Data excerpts
★ ★ ★ ★ ★

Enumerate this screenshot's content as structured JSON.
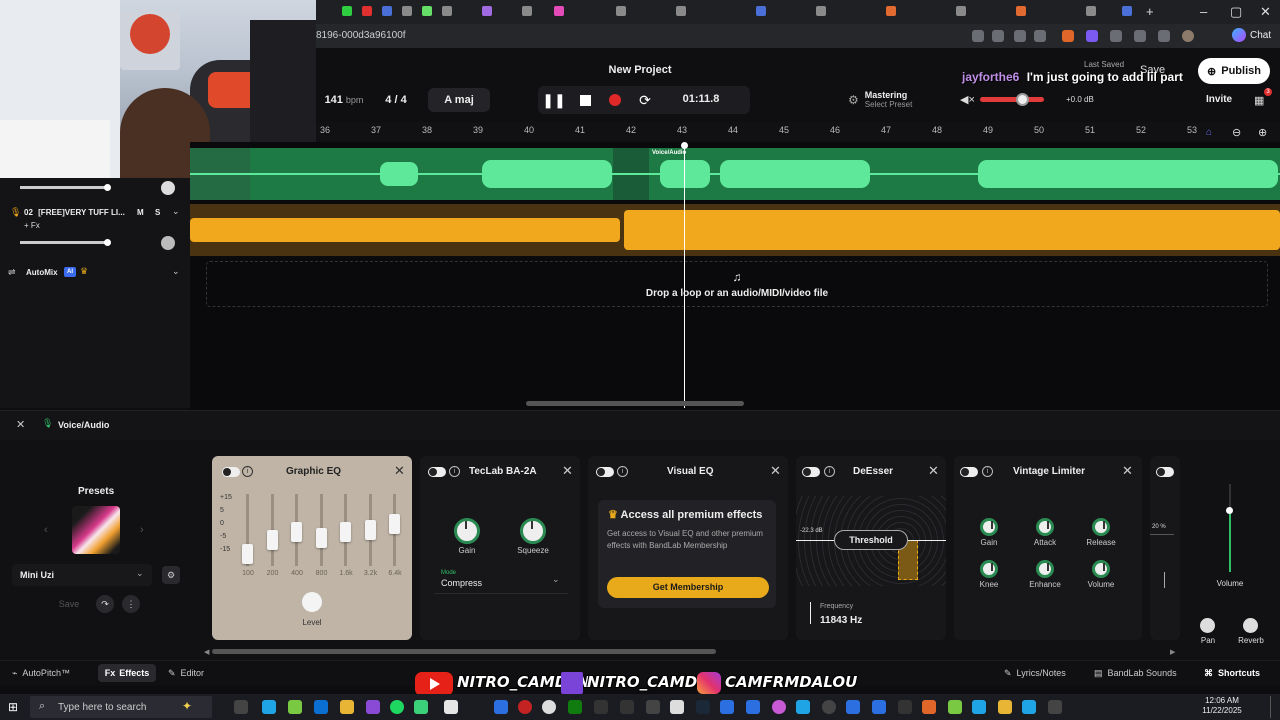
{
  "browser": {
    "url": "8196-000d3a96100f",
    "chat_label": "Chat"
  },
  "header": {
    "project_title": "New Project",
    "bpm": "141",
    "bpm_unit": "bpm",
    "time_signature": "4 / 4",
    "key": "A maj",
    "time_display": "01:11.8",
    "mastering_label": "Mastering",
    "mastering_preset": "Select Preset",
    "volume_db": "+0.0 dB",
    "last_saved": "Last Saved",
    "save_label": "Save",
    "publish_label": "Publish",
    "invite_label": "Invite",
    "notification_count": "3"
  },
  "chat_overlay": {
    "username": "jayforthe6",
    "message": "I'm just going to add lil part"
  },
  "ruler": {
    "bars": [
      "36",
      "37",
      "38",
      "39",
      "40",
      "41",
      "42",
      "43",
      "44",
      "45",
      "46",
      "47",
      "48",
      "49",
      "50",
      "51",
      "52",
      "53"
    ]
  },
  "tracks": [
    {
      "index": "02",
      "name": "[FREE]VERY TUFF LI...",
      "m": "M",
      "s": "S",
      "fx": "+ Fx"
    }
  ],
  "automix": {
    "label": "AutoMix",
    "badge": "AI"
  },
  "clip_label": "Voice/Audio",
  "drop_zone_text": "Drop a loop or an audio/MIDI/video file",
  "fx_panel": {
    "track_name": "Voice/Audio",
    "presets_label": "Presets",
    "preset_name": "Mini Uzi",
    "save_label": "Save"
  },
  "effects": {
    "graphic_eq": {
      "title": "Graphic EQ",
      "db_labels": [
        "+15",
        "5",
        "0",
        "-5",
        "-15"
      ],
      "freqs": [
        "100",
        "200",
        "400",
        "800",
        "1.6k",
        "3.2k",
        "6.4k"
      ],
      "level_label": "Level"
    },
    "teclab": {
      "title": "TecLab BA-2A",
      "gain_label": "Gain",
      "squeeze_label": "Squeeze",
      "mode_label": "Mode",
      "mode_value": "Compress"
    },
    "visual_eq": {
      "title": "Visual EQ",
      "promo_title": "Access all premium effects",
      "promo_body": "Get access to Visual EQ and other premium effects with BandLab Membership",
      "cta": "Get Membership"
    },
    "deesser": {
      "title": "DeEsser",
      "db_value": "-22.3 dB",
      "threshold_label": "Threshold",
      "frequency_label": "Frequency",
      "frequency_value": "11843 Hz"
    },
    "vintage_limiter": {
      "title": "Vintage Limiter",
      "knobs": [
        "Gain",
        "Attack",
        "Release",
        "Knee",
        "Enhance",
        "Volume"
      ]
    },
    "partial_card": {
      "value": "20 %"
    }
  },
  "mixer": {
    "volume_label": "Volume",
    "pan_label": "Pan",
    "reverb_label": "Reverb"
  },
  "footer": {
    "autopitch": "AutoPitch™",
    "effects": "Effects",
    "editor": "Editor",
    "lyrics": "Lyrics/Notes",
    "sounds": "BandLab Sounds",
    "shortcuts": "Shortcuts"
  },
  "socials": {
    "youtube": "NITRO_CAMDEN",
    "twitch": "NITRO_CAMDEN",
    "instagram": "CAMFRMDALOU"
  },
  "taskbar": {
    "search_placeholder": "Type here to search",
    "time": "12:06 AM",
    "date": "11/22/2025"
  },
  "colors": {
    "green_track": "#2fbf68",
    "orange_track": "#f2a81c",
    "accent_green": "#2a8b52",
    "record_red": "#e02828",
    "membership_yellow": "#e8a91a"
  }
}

★ ★ ★ ★ ★

= WHAT TO DO =
Go through the listing above and write it all out exactly, leaving out any picture.

= WRITTEN ANSWER =
Enumerate this screenshot's content as structured JSON.
{
  "browser": {
    "url": "8196-000d3a96100f",
    "chat_label": "Chat"
  },
  "header": {
    "project_title": "New Project",
    "bpm": "141",
    "bpm_unit": "bpm",
    "time_signature": "4 / 4",
    "key": "A maj",
    "time_display": "01:11.8",
    "mastering_label": "Mastering",
    "mastering_preset": "Select Preset",
    "volume_db": "+0.0 dB",
    "last_saved": "Last Saved",
    "save_label": "Save",
    "publish_label": "Publish",
    "invite_label": "Invite",
    "notification_count": "3"
  },
  "chat_overlay": {
    "username": "jayforthe6",
    "message": "I'm just going to add lil part"
  },
  "ruler": {
    "bars": [
      "36",
      "37",
      "38",
      "39",
      "40",
      "41",
      "42",
      "43",
      "44",
      "45",
      "46",
      "47",
      "48",
      "49",
      "50",
      "51",
      "52",
      "53"
    ]
  },
  "tracks": [
    {
      "index": "02",
      "name": "[FREE]VERY TUFF LI...",
      "m": "M",
      "s": "S",
      "fx": "+ Fx"
    }
  ],
  "automix": {
    "label": "AutoMix",
    "badge": "AI"
  },
  "clip_label": "Voice/Audio",
  "drop_zone_text": "Drop a loop or an audio/MIDI/video file",
  "fx_panel": {
    "track_name": "Voice/Audio",
    "presets_label": "Presets",
    "preset_name": "Mini Uzi",
    "save_label": "Save"
  },
  "effects": {
    "graphic_eq": {
      "title": "Graphic EQ",
      "db_labels": [
        "+15",
        "5",
        "0",
        "-5",
        "-15"
      ],
      "freqs": [
        "100",
        "200",
        "400",
        "800",
        "1.6k",
        "3.2k",
        "6.4k"
      ],
      "level_label": "Level"
    },
    "teclab": {
      "title": "TecLab BA-2A",
      "gain_label": "Gain",
      "squeeze_label": "Squeeze",
      "mode_label": "Mode",
      "mode_value": "Compress"
    },
    "visual_eq": {
      "title": "Visual EQ",
      "promo_title": "Access all premium effects",
      "promo_body": "Get access to Visual EQ and other premium effects with BandLab Membership",
      "cta": "Get Membership"
    },
    "deesser": {
      "title": "DeEsser",
      "db_value": "-22.3 dB",
      "threshold_label": "Threshold",
      "frequency_label": "Frequency",
      "frequency_value": "11843 Hz"
    },
    "vintage_limiter": {
      "title": "Vintage Limiter",
      "knobs": [
        "Gain",
        "Attack",
        "Release",
        "Knee",
        "Enhance",
        "Volume"
      ]
    },
    "partial_card": {
      "value": "20 %"
    }
  },
  "mixer": {
    "volume_label": "Volume",
    "pan_label": "Pan",
    "reverb_label": "Reverb"
  },
  "footer": {
    "autopitch": "AutoPitch™",
    "effects": "Effects",
    "editor": "Editor",
    "lyrics": "Lyrics/Notes",
    "sounds": "BandLab Sounds",
    "shortcuts": "Shortcuts"
  },
  "socials": {
    "youtube": "NITRO_CAMDEN",
    "twitch": "NITRO_CAMDEN",
    "instagram": "CAMFRMDALOU"
  },
  "taskbar": {
    "search_placeholder": "Type here to search",
    "time": "12:06 AM",
    "date": "11/22/2025"
  },
  "colors": {
    "green_track": "#2fbf68",
    "orange_track": "#f2a81c",
    "accent_green": "#2a8b52",
    "record_red": "#e02828",
    "membership_yellow": "#e8a91a"
  }
}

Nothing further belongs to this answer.